RECORDED INFORMATION ->
--- begin ---
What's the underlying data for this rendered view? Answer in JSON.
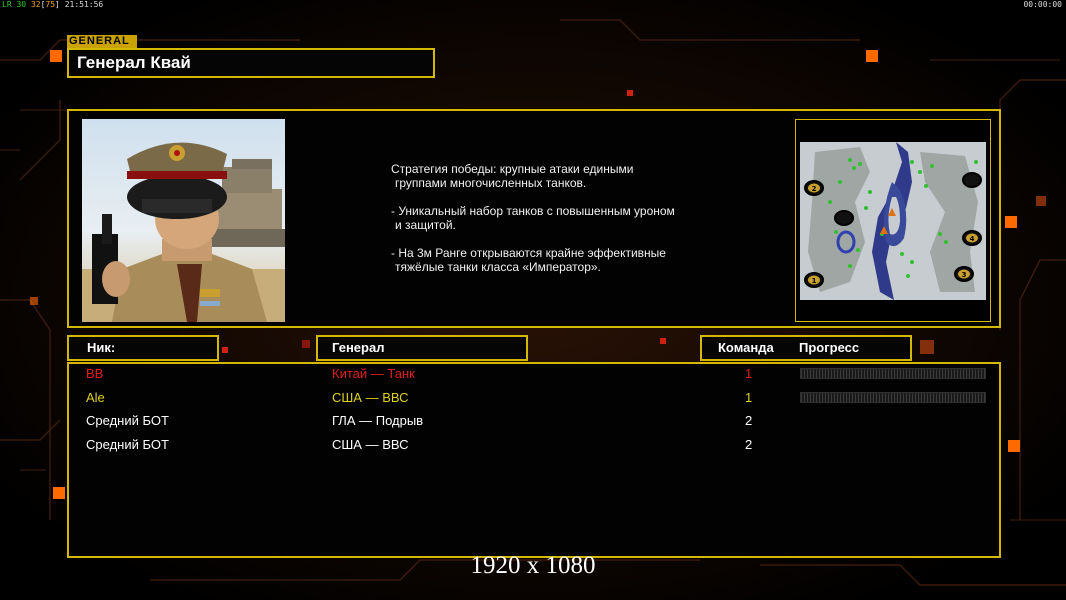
{
  "hud": {
    "left_prefix": "LR",
    "left_a": "30",
    "left_b": "32",
    "left_c": "75",
    "left_time": "21:51:56",
    "right_time": "00:00:00"
  },
  "general": {
    "tag": "GENERAL",
    "name": "Генерал Квай",
    "portrait_icon": "general-portrait",
    "description": [
      [
        "Стратегия победы: крупные атаки едиными",
        " группами многочисленных танков."
      ],
      [
        "- Уникальный набор танков с повышенным уроном",
        " и защитой."
      ],
      [
        "- На 3м Ранге открываются крайне эффективные",
        " тяжёлые танки класса «Император»."
      ]
    ]
  },
  "minimap": {
    "icon": "map-icon",
    "slots": [
      "1",
      "2",
      "3",
      "4"
    ]
  },
  "headers": {
    "nick": "Ник:",
    "general": "Генерал",
    "team": "Команда",
    "progress": "Прогресс"
  },
  "players": [
    {
      "nick": "BB",
      "general": "Китай — Танк",
      "team": "1",
      "color": "#e02020",
      "progress": 0.0,
      "show_progress": true
    },
    {
      "nick": "Ale",
      "general": "США — ВВС",
      "team": "1",
      "color": "#e0d020",
      "progress": 0.0,
      "show_progress": true
    },
    {
      "nick": "Средний БОТ",
      "general": "ГЛА — Подрыв",
      "team": "2",
      "color": "#ffffff",
      "show_progress": false
    },
    {
      "nick": "Средний БОТ",
      "general": "США — ВВС",
      "team": "2",
      "color": "#ffffff",
      "show_progress": false
    }
  ],
  "resolution": "1920 x 1080",
  "colors": {
    "accent": "#d4b800",
    "orange": "#ff6a00",
    "background": "#000000"
  }
}
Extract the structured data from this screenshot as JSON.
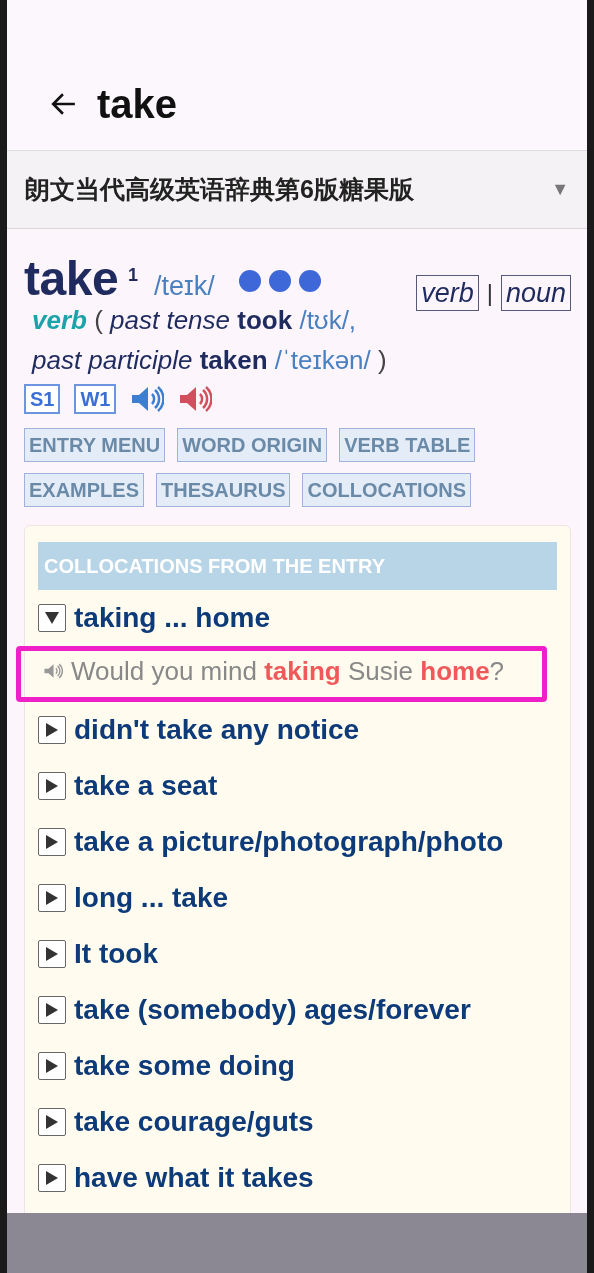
{
  "header": {
    "title": "take"
  },
  "dictionary_selector": {
    "value": "朗文当代高级英语辞典第6版糖果版",
    "caret": "▼"
  },
  "entry": {
    "headword": "take",
    "homograph": "1",
    "pronunciation": "/teɪk/",
    "pos_links": [
      {
        "label": "verb"
      },
      {
        "label": "noun"
      }
    ],
    "pos_separator": "|",
    "pos": "verb",
    "open": "(",
    "inflections": [
      {
        "label": "past tense",
        "form": "took",
        "pron": "/tʊk/,"
      },
      {
        "label": "past participle",
        "form": "taken",
        "pron": "/ˈteɪkən/"
      }
    ],
    "close": ")",
    "levels": [
      "S1",
      "W1"
    ],
    "sections": [
      "ENTRY MENU",
      "WORD ORIGIN",
      "VERB TABLE",
      "EXAMPLES",
      "THESAURUS",
      "COLLOCATIONS"
    ]
  },
  "collocations": {
    "title": "COLLOCATIONS FROM THE ENTRY",
    "items": [
      {
        "text": "taking ... home",
        "expanded": true,
        "examples": [
          {
            "text": "Would you mind **taking** Susie **home**?",
            "highlighted": true
          }
        ]
      },
      {
        "text": "didn't take any notice",
        "expanded": false
      },
      {
        "text": "take a seat",
        "expanded": false
      },
      {
        "text": "take a picture/photograph/photo",
        "expanded": false
      },
      {
        "text": "long ... take",
        "expanded": false
      },
      {
        "text": "It took",
        "expanded": false
      },
      {
        "text": "take (somebody) ages/forever",
        "expanded": false
      },
      {
        "text": "take some doing",
        "expanded": false
      },
      {
        "text": "take courage/guts",
        "expanded": false
      },
      {
        "text": "have what it takes",
        "expanded": false
      }
    ]
  }
}
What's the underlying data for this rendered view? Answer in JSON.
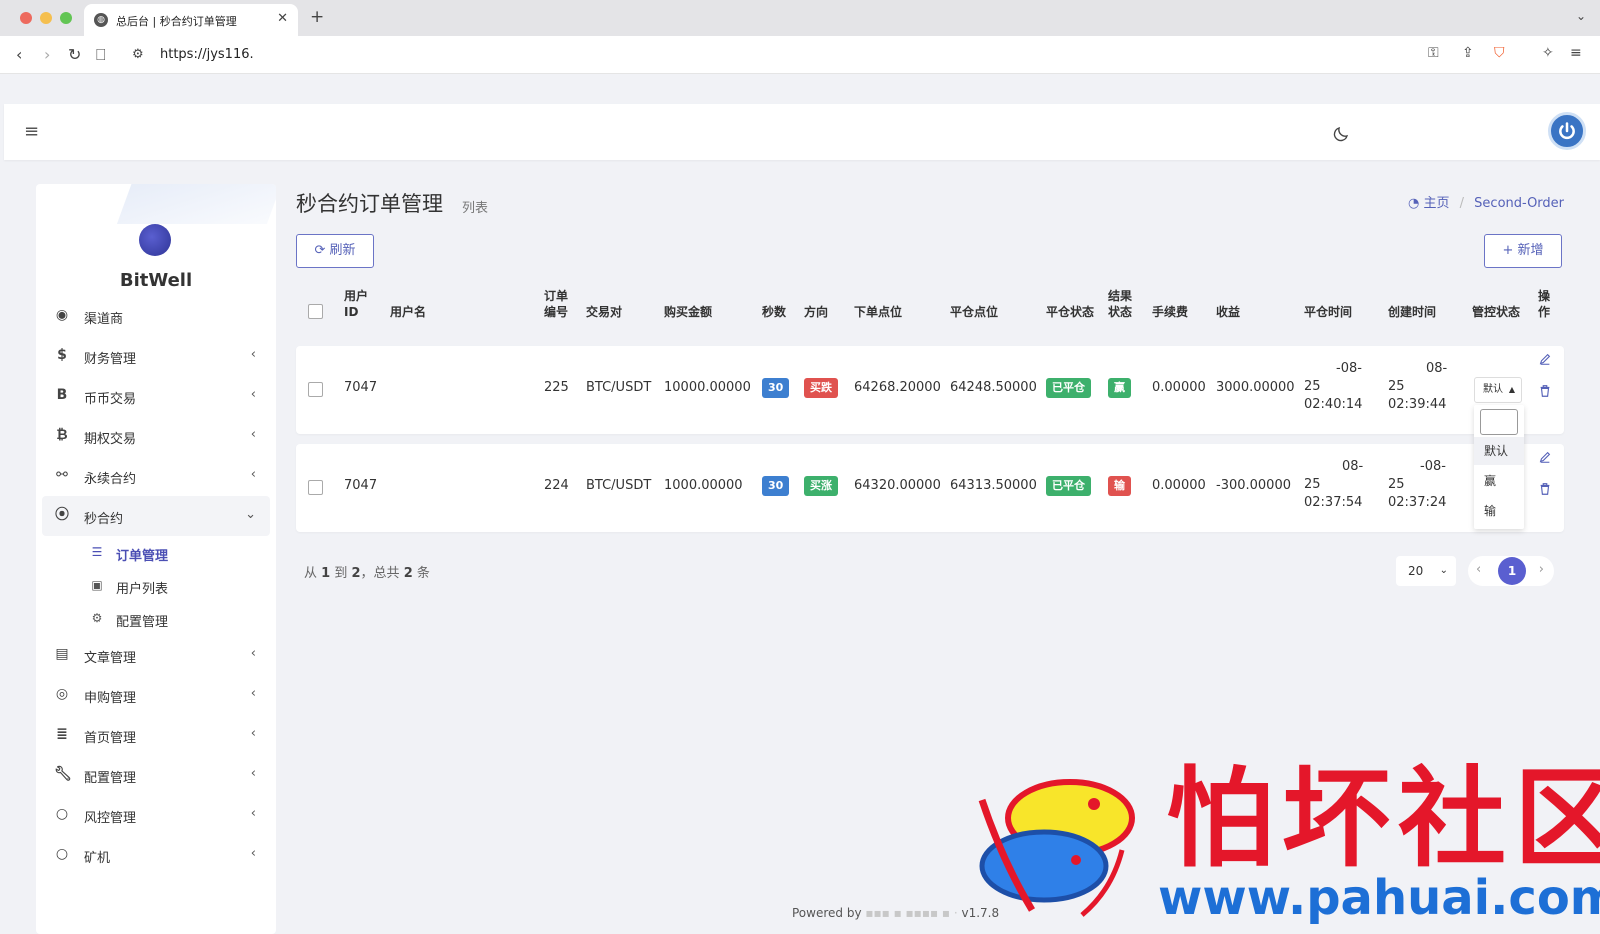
--- end ---
THE TASK -> Omit the pictures, then output the rest of the listing exactly.

PROBLEM SOLUTION ->
What's the underlying data for this rendered view? Answer in JSON.
{
  "hud": {
    "left_prefix": "LR",
    "left_a": "30",
    "left_b": "32",
    "left_c": "75",
    "left_time": "21:51:56",
    "right_time": "00:00:00"
  },
  "general": {
    "tag": "GENERAL",
    "name": "Генерал Квай",
    "portrait_icon": "general-portrait",
    "description": [
      [
        "Стратегия победы: крупные атаки едиными",
        " группами многочисленных танков."
      ],
      [
        "- Уникальный набор танков с повышенным уроном",
        " и защитой."
      ],
      [
        "- На 3м Ранге открываются крайне эффективные",
        " тяжёлые танки класса «Император»."
      ]
    ]
  },
  "minimap": {
    "icon": "map-icon",
    "slots": [
      "1",
      "2",
      "3",
      "4"
    ]
  },
  "headers": {
    "nick": "Ник:",
    "general": "Генерал",
    "team": "Команда",
    "progress": "Прогресс"
  },
  "players": [
    {
      "nick": "BB",
      "general": "Китай — Танк",
      "team": "1",
      "color": "#e02020",
      "progress": 0.0,
      "show_progress": true
    },
    {
      "nick": "Ale",
      "general": "США — ВВС",
      "team": "1",
      "color": "#e0d020",
      "progress": 0.0,
      "show_progress": true
    },
    {
      "nick": "Средний БОТ",
      "general": "ГЛА — Подрыв",
      "team": "2",
      "color": "#ffffff",
      "show_progress": false
    },
    {
      "nick": "Средний БОТ",
      "general": "США — ВВС",
      "team": "2",
      "color": "#ffffff",
      "show_progress": false
    }
  ],
  "resolution": "1920 x 1080",
  "colors": {
    "accent": "#d4b800",
    "orange": "#ff6a00",
    "background": "#000000"
  }
}
Extract the structured data from this screenshot as JSON.
{
  "header": {
    "title": "take"
  },
  "dictionary_selector": {
    "value": "朗文当代高级英语辞典第6版糖果版",
    "caret": "▼"
  },
  "entry": {
    "headword": "take",
    "homograph": "1",
    "pronunciation": "/teɪk/",
    "pos_links": [
      {
        "label": "verb"
      },
      {
        "label": "noun"
      }
    ],
    "pos_separator": "|",
    "pos": "verb",
    "open": "(",
    "inflections": [
      {
        "label": "past tense",
        "form": "took",
        "pron": "/tʊk/,"
      },
      {
        "label": "past participle",
        "form": "taken",
        "pron": "/ˈteɪkən/"
      }
    ],
    "close": ")",
    "levels": [
      "S1",
      "W1"
    ],
    "sections": [
      "ENTRY MENU",
      "WORD ORIGIN",
      "VERB TABLE",
      "EXAMPLES",
      "THESAURUS",
      "COLLOCATIONS"
    ]
  },
  "collocations": {
    "title": "COLLOCATIONS FROM THE ENTRY",
    "items": [
      {
        "text": "taking ... home",
        "expanded": true,
        "examples": [
          {
            "text": "Would you mind **taking** Susie **home**?",
            "highlighted": true
          }
        ]
      },
      {
        "text": "didn't take any notice",
        "expanded": false
      },
      {
        "text": "take a seat",
        "expanded": false
      },
      {
        "text": "take a picture/photograph/photo",
        "expanded": false
      },
      {
        "text": "long ... take",
        "expanded": false
      },
      {
        "text": "It took",
        "expanded": false
      },
      {
        "text": "take (somebody) ages/forever",
        "expanded": false
      },
      {
        "text": "take some doing",
        "expanded": false
      },
      {
        "text": "take courage/guts",
        "expanded": false
      },
      {
        "text": "have what it takes",
        "expanded": false
      }
    ]
  }
}
What's the underlying data for this rendered view? Answer in JSON.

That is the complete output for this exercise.